| The exercise |
Pull every line that holds the word "document" from the entries.

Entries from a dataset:
________________________

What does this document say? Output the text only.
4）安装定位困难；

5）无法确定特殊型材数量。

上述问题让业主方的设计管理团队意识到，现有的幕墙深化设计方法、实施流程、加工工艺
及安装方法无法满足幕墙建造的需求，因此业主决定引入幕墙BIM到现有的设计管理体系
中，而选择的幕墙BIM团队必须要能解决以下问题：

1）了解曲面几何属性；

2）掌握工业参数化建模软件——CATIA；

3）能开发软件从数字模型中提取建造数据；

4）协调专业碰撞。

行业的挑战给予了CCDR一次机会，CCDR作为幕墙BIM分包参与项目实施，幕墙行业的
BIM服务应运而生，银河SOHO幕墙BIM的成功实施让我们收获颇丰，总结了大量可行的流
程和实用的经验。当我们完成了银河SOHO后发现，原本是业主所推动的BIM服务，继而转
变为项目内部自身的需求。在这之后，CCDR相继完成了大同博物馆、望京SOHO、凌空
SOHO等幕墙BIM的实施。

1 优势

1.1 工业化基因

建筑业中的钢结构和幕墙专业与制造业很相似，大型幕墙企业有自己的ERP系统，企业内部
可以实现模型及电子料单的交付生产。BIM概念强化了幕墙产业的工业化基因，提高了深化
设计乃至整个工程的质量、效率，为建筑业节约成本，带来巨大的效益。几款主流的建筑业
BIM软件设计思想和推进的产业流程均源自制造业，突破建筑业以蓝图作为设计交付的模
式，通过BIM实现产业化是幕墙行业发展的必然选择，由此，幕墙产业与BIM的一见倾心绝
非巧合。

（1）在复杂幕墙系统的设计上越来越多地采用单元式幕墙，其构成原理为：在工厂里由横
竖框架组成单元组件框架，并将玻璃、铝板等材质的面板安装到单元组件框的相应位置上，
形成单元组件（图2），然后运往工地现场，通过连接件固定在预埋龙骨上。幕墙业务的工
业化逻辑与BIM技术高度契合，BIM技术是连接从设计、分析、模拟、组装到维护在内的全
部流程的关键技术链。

________________________

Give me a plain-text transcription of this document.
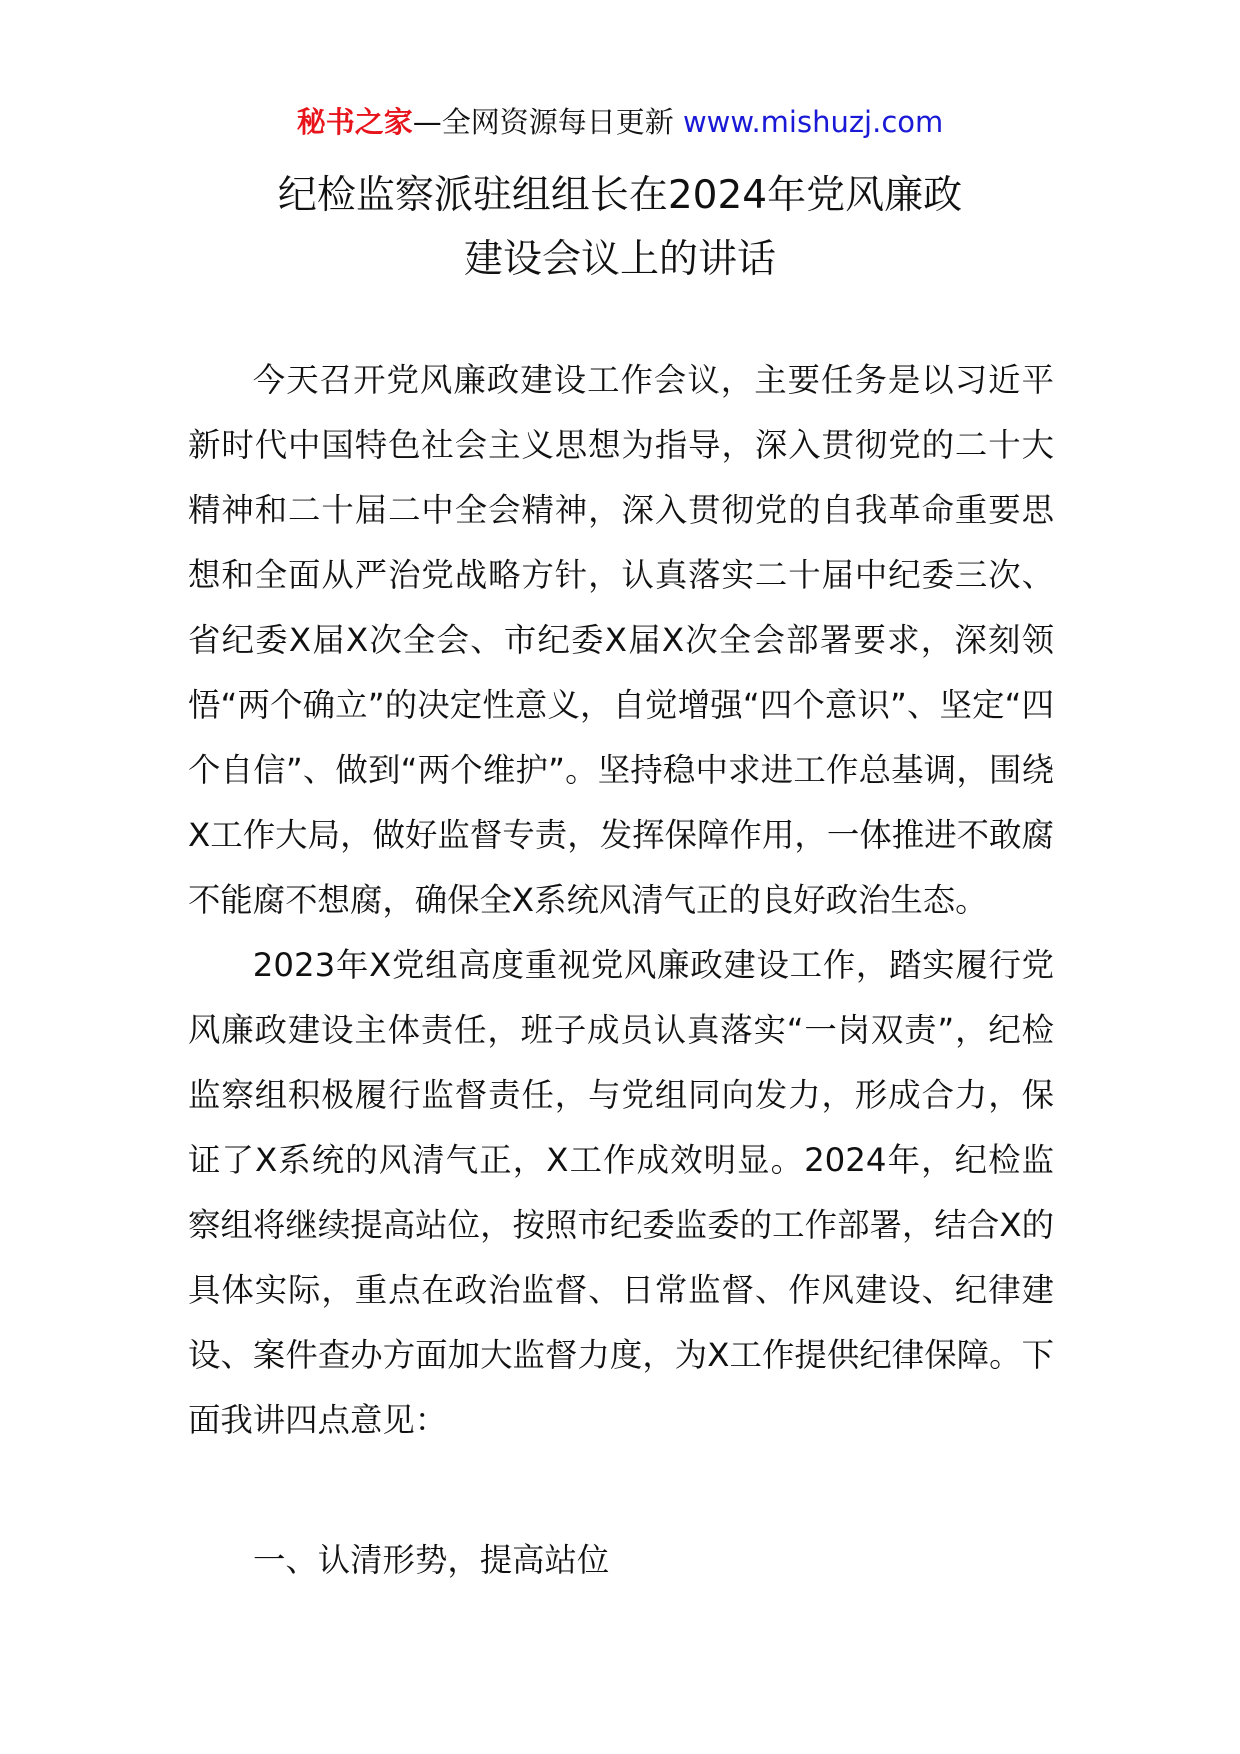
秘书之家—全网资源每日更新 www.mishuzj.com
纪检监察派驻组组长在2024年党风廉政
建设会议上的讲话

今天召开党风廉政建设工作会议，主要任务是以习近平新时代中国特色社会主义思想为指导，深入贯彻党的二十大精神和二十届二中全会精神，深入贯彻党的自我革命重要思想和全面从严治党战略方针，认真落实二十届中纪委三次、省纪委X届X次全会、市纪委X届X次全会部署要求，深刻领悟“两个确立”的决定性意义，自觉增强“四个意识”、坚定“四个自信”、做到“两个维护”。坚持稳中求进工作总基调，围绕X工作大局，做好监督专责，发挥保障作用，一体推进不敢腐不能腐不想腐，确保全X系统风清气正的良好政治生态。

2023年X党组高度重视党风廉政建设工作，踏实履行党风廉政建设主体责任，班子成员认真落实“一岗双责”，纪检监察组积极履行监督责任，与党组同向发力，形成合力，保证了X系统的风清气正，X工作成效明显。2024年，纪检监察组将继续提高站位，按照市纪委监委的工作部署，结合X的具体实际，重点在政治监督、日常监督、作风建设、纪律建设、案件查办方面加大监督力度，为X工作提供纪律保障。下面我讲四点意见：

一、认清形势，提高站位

________________________

| Complete answer |
What does this document say? Output the text only.
Give me a plain-text transcription of this document.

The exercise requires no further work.